___ Dataset entries ___

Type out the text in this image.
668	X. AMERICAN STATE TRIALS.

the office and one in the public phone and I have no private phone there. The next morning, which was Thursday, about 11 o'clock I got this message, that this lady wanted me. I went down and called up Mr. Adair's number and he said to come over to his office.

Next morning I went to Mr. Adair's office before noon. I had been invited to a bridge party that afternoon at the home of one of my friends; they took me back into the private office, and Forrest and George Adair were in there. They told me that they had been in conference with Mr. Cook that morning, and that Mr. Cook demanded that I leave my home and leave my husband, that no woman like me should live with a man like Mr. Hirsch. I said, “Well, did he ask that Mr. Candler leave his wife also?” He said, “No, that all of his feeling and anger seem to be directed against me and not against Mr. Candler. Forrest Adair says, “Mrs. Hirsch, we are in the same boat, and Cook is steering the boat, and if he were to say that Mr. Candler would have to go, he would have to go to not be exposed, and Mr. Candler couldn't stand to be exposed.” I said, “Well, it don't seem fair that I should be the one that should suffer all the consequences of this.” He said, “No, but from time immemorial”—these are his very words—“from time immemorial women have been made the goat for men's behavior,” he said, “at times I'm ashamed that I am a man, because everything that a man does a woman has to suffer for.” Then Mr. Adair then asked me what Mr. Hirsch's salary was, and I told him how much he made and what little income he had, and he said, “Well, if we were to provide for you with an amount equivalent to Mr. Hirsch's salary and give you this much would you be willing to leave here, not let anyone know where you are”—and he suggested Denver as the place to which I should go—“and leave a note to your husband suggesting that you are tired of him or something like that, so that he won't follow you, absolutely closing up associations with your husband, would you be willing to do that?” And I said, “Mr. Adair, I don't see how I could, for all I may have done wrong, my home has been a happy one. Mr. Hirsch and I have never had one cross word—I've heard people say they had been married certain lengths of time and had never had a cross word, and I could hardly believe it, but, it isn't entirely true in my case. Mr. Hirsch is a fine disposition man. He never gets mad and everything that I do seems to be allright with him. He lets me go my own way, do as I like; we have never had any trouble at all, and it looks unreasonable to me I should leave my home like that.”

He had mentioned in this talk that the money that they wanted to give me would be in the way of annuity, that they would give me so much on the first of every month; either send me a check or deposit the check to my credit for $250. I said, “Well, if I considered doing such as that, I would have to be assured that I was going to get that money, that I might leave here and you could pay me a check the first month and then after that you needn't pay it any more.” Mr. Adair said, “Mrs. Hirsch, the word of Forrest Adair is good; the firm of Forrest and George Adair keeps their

___
___ Dataset entries ___

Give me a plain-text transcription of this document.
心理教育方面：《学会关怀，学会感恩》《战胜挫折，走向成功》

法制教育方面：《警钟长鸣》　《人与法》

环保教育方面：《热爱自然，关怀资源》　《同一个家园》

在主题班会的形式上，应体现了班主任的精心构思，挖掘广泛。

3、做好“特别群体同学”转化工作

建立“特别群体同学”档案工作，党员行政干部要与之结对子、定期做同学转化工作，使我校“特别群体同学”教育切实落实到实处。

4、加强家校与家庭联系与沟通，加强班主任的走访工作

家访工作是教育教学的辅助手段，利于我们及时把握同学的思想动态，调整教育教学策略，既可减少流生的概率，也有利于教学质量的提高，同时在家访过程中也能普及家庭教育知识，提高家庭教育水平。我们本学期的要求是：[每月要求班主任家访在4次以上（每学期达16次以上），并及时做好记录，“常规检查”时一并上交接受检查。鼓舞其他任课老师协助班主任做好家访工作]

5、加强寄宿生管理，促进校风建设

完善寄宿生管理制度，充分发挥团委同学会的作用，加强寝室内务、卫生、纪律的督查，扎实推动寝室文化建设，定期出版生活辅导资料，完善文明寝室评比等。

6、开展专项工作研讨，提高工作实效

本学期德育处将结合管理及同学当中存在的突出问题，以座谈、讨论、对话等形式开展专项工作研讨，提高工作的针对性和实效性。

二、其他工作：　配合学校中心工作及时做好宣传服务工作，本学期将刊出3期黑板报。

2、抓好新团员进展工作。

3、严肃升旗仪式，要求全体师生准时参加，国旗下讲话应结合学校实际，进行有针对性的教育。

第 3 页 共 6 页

___
___ Dataset entries ___

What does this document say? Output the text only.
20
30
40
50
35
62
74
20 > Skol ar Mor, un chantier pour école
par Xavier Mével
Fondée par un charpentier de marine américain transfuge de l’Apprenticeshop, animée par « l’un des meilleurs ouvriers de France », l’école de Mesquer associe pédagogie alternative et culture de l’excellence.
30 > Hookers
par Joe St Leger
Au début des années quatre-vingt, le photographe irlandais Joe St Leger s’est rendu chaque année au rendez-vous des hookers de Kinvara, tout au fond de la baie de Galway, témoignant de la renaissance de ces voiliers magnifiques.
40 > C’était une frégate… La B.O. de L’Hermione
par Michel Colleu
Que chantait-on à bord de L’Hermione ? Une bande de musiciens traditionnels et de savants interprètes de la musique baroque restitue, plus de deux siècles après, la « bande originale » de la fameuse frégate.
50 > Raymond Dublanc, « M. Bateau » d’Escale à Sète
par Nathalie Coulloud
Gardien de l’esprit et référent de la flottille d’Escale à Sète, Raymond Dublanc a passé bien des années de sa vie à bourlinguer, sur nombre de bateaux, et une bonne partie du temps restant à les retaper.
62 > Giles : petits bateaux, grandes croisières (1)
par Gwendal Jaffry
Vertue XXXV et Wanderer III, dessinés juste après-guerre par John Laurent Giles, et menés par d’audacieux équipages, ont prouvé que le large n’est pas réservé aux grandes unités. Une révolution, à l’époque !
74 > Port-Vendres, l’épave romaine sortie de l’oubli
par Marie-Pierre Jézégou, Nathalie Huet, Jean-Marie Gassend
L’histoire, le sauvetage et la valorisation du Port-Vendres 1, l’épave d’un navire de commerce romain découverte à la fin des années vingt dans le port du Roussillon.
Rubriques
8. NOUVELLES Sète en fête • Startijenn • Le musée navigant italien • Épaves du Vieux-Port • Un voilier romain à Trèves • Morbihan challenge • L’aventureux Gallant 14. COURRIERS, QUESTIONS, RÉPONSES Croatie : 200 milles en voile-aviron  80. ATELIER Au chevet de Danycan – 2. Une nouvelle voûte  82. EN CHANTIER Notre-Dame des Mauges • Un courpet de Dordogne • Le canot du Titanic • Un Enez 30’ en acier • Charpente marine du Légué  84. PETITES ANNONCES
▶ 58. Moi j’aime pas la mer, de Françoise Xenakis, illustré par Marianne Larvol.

___

**Given request:**
Copy every line of the entries above in which "Hermione" occurs.

**Full output:**
40 > C’était une frégate… La B.O. de L’Hermione
Que chantait-on à bord de L’Hermione ? Une bande de musiciens traditionnels et de savants interprètes de la musique baroque restitue, plus de deux siècles après, la « bande originale » de la fameuse frégate.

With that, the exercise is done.